▶ [DATA IN THIS EXERCISE]:
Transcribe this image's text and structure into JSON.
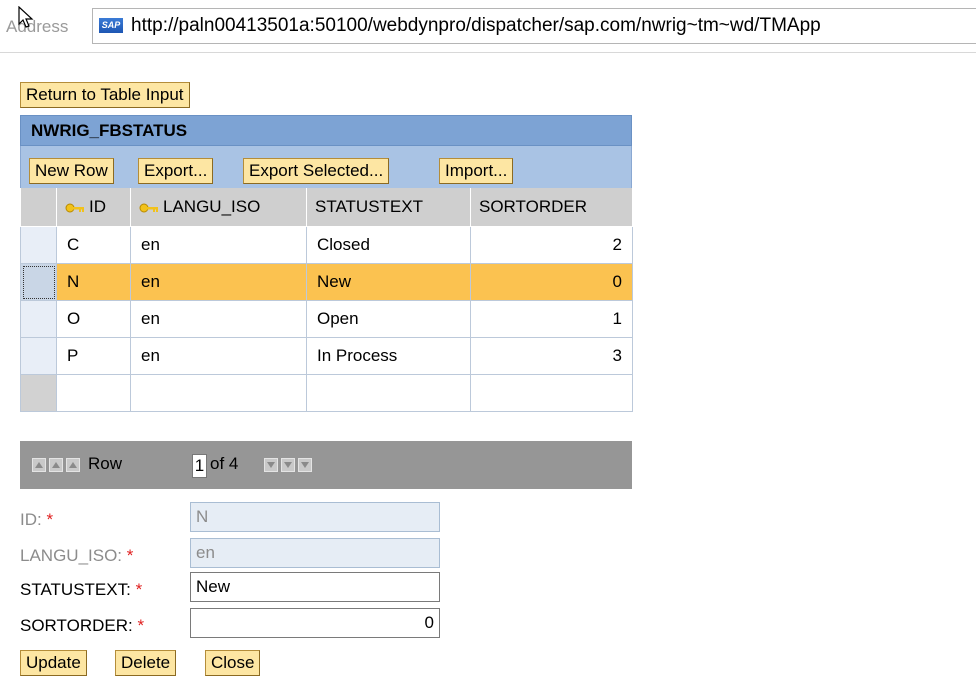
{
  "address_bar": {
    "label": "Address",
    "url": "http://paln00413501a:50100/webdynpro/dispatcher/sap.com/nwrig~tm~wd/TMApp",
    "logo_text": "SAP"
  },
  "return_button": "Return to Table Input",
  "table": {
    "title": "NWRIG_FBSTATUS",
    "toolbar": [
      "New Row",
      "Export...",
      "Export Selected...",
      "Import..."
    ],
    "columns": [
      "ID",
      "LANGU_ISO",
      "STATUSTEXT",
      "SORTORDER"
    ],
    "key_icon": "key-icon",
    "rows": [
      {
        "id": "C",
        "langu": "en",
        "status": "Closed",
        "sort": "2"
      },
      {
        "id": "N",
        "langu": "en",
        "status": "New",
        "sort": "0"
      },
      {
        "id": "O",
        "langu": "en",
        "status": "Open",
        "sort": "1"
      },
      {
        "id": "P",
        "langu": "en",
        "status": "In Process",
        "sort": "3"
      }
    ],
    "selected_row_index": 1,
    "colors": {
      "header": "#7da3d4",
      "toolbar": "#a9c3e4",
      "selected": "#fbc250",
      "button": "#fde6a3"
    }
  },
  "pager": {
    "row_label": "Row",
    "row_value": "1",
    "of_label": "of 4"
  },
  "form": {
    "id_label": "ID:",
    "id_value": "N",
    "langu_label": "LANGU_ISO:",
    "langu_value": "en",
    "status_label": "STATUSTEXT:",
    "status_value": "New",
    "sort_label": "SORTORDER:",
    "sort_value": "0",
    "required_marker": "*"
  },
  "actions": [
    "Update",
    "Delete",
    "Close"
  ]
}
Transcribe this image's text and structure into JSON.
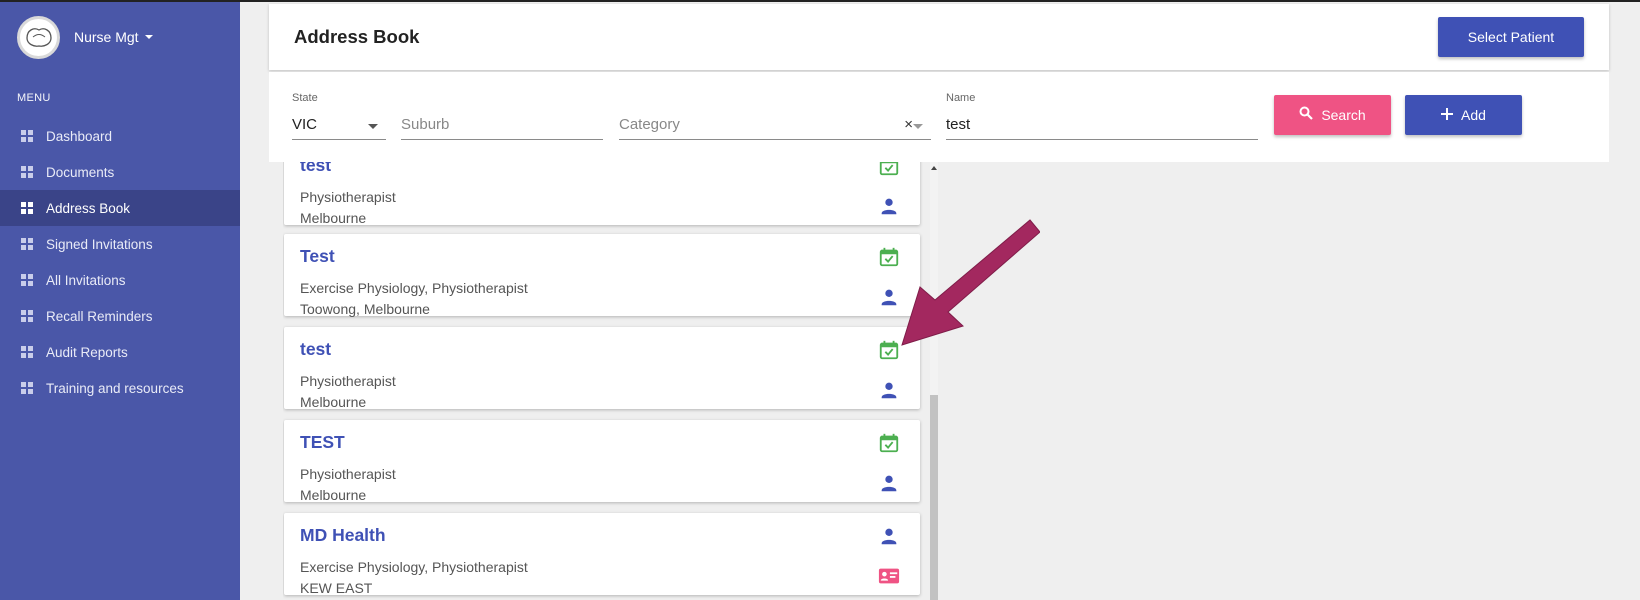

▶ [STATED PROBLEM]: Set the listing down in full and exactly. Pictures within it should not appear in the copy.

▶ [REPLY]:
Transcribe this image's text and structure into JSON.
{
  "address_bar": {
    "label": "Address",
    "url": "http://paln00413501a:50100/webdynpro/dispatcher/sap.com/nwrig~tm~wd/TMApp",
    "logo_text": "SAP"
  },
  "return_button": "Return to Table Input",
  "table": {
    "title": "NWRIG_FBSTATUS",
    "toolbar": [
      "New Row",
      "Export...",
      "Export Selected...",
      "Import..."
    ],
    "columns": [
      "ID",
      "LANGU_ISO",
      "STATUSTEXT",
      "SORTORDER"
    ],
    "key_icon": "key-icon",
    "rows": [
      {
        "id": "C",
        "langu": "en",
        "status": "Closed",
        "sort": "2"
      },
      {
        "id": "N",
        "langu": "en",
        "status": "New",
        "sort": "0"
      },
      {
        "id": "O",
        "langu": "en",
        "status": "Open",
        "sort": "1"
      },
      {
        "id": "P",
        "langu": "en",
        "status": "In Process",
        "sort": "3"
      }
    ],
    "selected_row_index": 1,
    "colors": {
      "header": "#7da3d4",
      "toolbar": "#a9c3e4",
      "selected": "#fbc250",
      "button": "#fde6a3"
    }
  },
  "pager": {
    "row_label": "Row",
    "row_value": "1",
    "of_label": "of 4"
  },
  "form": {
    "id_label": "ID:",
    "id_value": "N",
    "langu_label": "LANGU_ISO:",
    "langu_value": "en",
    "status_label": "STATUSTEXT:",
    "status_value": "New",
    "sort_label": "SORTORDER:",
    "sort_value": "0",
    "required_marker": "*"
  },
  "actions": [
    "Update",
    "Delete",
    "Close"
  ]
}
Transcribe this image's text and structure into JSON.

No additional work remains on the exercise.